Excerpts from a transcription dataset
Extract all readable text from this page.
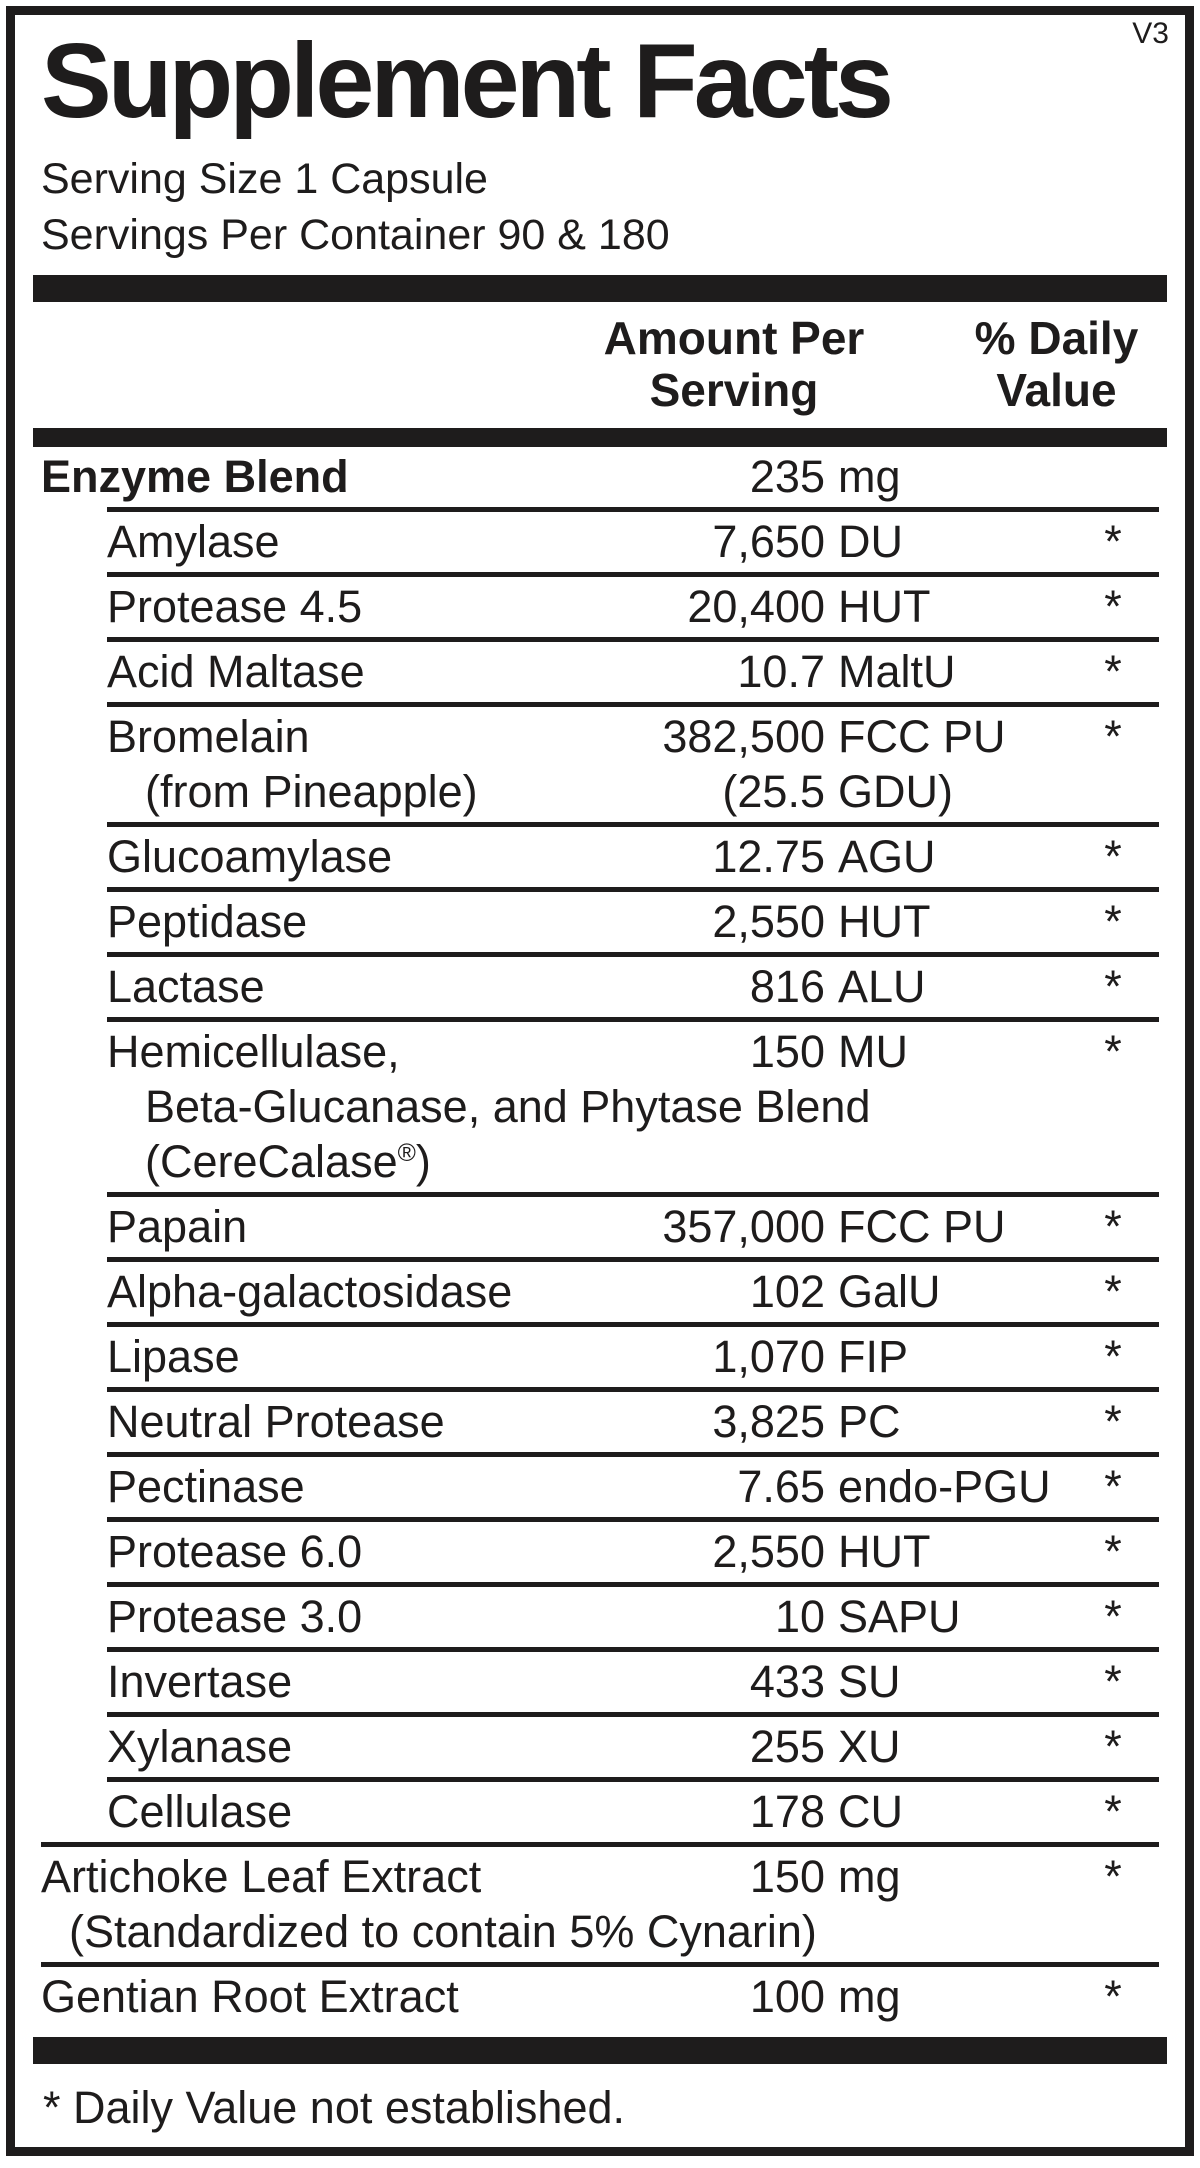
V3
Supplement Facts
Serving Size 1 Capsule
Servings Per Container 90 & 180
Amount Per
Serving
% Daily
Value
Enzyme Blend	235 mg
Amylase	7,650 DU	*
Protease 4.5	20,400 HUT	*
Acid Maltase	10.7 MaltU	*
Bromelain	382,500 FCC PU	*
(from Pineapple)	(25.5 GDU)
Glucoamylase	12.75 AGU	*
Peptidase	2,550 HUT	*
Lactase	816 ALU	*
Hemicellulase,	150 MU	*
Beta-Glucanase, and Phytase Blend
(CereCalase®)
Papain	357,000 FCC PU	*
Alpha-galactosidase	102 GalU	*
Lipase	1,070 FIP	*
Neutral Protease	3,825 PC	*
Pectinase	7.65 endo-PGU	*
Protease 6.0	2,550 HUT	*
Protease 3.0	10 SAPU	*
Invertase	433 SU	*
Xylanase	255 XU	*
Cellulase	178 CU	*
Artichoke Leaf Extract	150 mg	*
(Standardized to contain 5% Cynarin)
Gentian Root Extract	100 mg	*
* Daily Value not established.
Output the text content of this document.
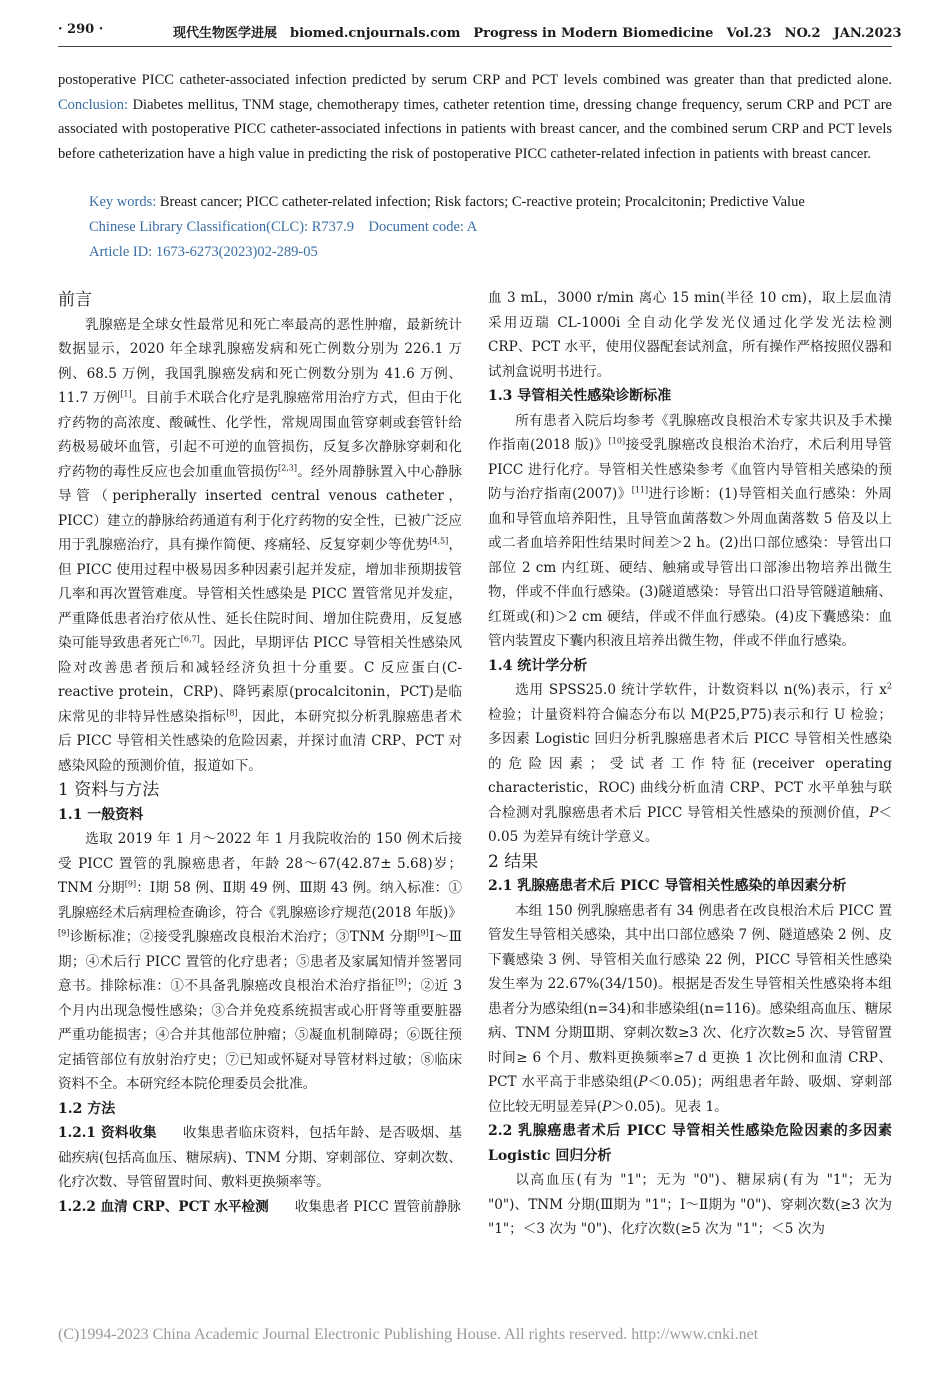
· 290 ·	现代生物医学进展　biomed.cnjournals.com　Progress in Modern Biomedicine　Vol.23　NO.2　JAN.2023

postoperative PICC catheter-associated infection predicted by serum CRP and PCT levels combined was greater than that predicted alone. Conclusion: Diabetes mellitus, TNM stage, chemotherapy times, catheter retention time, dressing change frequency, serum CRP and PCT are associated with postoperative PICC catheter-associated infections in patients with breast cancer, and the combined serum CRP and PCT levels before catheterization have a high value in predicting the risk of postoperative PICC catheter-related infection in patients with breast cancer.

Key words: Breast cancer; PICC catheter-related infection; Risk factors; C-reactive protein; Procalcitonin; Predictive Value
Chinese Library Classification(CLC): R737.9 Document code: A
Article ID: 1673-6273(2023)02-289-05

前言

乳腺癌是全球女性最常见和死亡率最高的恶性肿瘤，最新统计数据显示，2020 年全球乳腺癌发病和死亡例数分别为 226.1 万例、68.5 万例，我国乳腺癌发病和死亡例数分别为 41.6 万例、11.7 万例[1]。目前手术联合化疗是乳腺癌常用治疗方式，但由于化疗药物的高浓度、酸碱性、化学性，常规周围血管穿刺或套管针给药极易破坏血管，引起不可逆的血管损伤，反复多次静脉穿刺和化疗药物的毒性反应也会加重血管损伤[2,3]。经外周静脉置入中心静脉导管（peripherally inserted central venous catheter，PICC）建立的静脉给药通道有利于化疗药物的安全性，已被广泛应用于乳腺癌治疗，具有操作简便、疼痛轻、反复穿刺少等优势[4,5]，但 PICC 使用过程中极易因多种因素引起并发症，增加非预期拔管几率和再次置管难度。导管相关性感染是 PICC 置管常见并发症，严重降低患者治疗依从性、延长住院时间、增加住院费用，反复感染可能导致患者死亡[6,7]。因此，早期评估 PICC 导管相关性感染风险对改善患者预后和减轻经济负担十分重要。C 反应蛋白(C-reactive protein，CRP)、降钙素原(procalcitonin，PCT)是临床常见的非特异性感染指标[8]，因此，本研究拟分析乳腺癌患者术后 PICC 导管相关性感染的危险因素，并探讨血清 CRP、PCT 对感染风险的预测价值，报道如下。

1 资料与方法

1.1 一般资料

选取 2019 年 1 月～2022 年 1 月我院收治的 150 例术后接受 PICC 置管的乳腺癌患者，年龄 28～67(42.87± 5.68)岁；TNM 分期[9]：Ⅰ期 58 例、Ⅱ期 49 例、Ⅲ期 43 例。纳入标准：①乳腺癌经术后病理检查确诊，符合《乳腺癌诊疗规范(2018 年版)》[9]诊断标准；②接受乳腺癌改良根治术治疗；③TNM 分期[9]Ⅰ～Ⅲ期；④术后行 PICC 置管的化疗患者；⑤患者及家属知情并签署同意书。排除标准：①不具备乳腺癌改良根治术治疗指征[9]；②近 3 个月内出现急慢性感染；③合并免疫系统损害或心肝肾等重要脏器严重功能损害；④合并其他部位肿瘤；⑤凝血机制障碍；⑥既往预定插管部位有放射治疗史；⑦已知或怀疑对导管材料过敏；⑧临床资料不全。本研究经本院伦理委员会批准。

1.2 方法

1.2.1 资料收集 收集患者临床资料，包括年龄、是否吸烟、基础疾病(包括高血压、糖尿病)、TNM 分期、穿刺部位、穿刺次数、化疗次数、导管留置时间、敷料更换频率等。

1.2.2 血清 CRP、PCT 水平检测 收集患者 PICC 置管前静脉

血 3 mL，3000 r/min 离心 15 min(半径 10 cm)，取上层血清采用迈瑞 CL-1000i 全自动化学发光仪通过化学发光法检测 CRP、PCT 水平，使用仪器配套试剂盒，所有操作严格按照仪器和试剂盒说明书进行。

1.3 导管相关性感染诊断标准

所有患者入院后均参考《乳腺癌改良根治术专家共识及手术操作指南(2018 版)》[10]接受乳腺癌改良根治术治疗，术后利用导管 PICC 进行化疗。导管相关性感染参考《血管内导管相关感染的预防与治疗指南(2007)》[11]进行诊断：(1)导管相关血行感染：外周血和导管血培养阳性，且导管血菌落数＞外周血菌落数 5 倍及以上或二者血培养阳性结果时间差＞2 h。(2)出口部位感染：导管出口部位 2 cm 内红斑、硬结、触痛或导管出口部渗出物培养出微生物，伴或不伴血行感染。(3)隧道感染：导管出口沿导管隧道触痛、红斑或(和)＞2 cm 硬结，伴或不伴血行感染。(4)皮下囊感染：血管内装置皮下囊内积液且培养出微生物，伴或不伴血行感染。

1.4 统计学分析

选用 SPSS25.0 统计学软件，计数资料以 n(%)表示，行 $x^2$ 检验；计量资料符合偏态分布以 M(P25,P75)表示和行 U 检验；多因素 Logistic 回归分析乳腺癌患者术后 PICC 导管相关性感染的危险因素；受试者工作特征(receiver operating characteristic，ROC) 曲线分析血清 CRP、PCT 水平单独与联合检测对乳腺癌患者术后 PICC 导管相关性感染的预测价值，P＜0.05 为差异有统计学意义。

2 结果

2.1 乳腺癌患者术后 PICC 导管相关性感染的单因素分析

本组 150 例乳腺癌患者有 34 例患者在改良根治术后 PICC 置管发生导管相关感染，其中出口部位感染 7 例、隧道感染 2 例、皮下囊感染 3 例、导管相关血行感染 22 例，PICC 导管相关性感染发生率为 22.67%(34/150)。根据是否发生导管相关性感染将本组患者分为感染组(n=34)和非感染组(n=116)。感染组高血压、糖尿病、TNM 分期Ⅲ期、穿刺次数≥3 次、化疗次数≥5 次、导管留置时间≥ 6 个月、敷料更换频率≥7 d 更换 1 次比例和血清 CRP、PCT 水平高于非感染组(P＜0.05)；两组患者年龄、吸烟、穿刺部位比较无明显差异(P＞0.05)。见表 1。

2.2 乳腺癌患者术后 PICC 导管相关性感染危险因素的多因素 Logistic 回归分析

以高血压(有为 "1"；无为 "0")、糖尿病(有为 "1"；无为 "0")、TNM 分期(Ⅲ期为 "1"；Ⅰ～Ⅱ期为 "0")、穿刺次数(≥3 次为 "1"；＜3 次为 "0")、化疗次数(≥5 次为 "1"；＜5 次为

(C)1994-2023 China Academic Journal Electronic Publishing House. All rights reserved. http://www.cnki.net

Task to carry out:
Where the string "Blend" turns up in a line of the data above, copy that whole line.

Task output:
Enzyme Blend	235 mg
Beta-Glucanase, and Phytase Blend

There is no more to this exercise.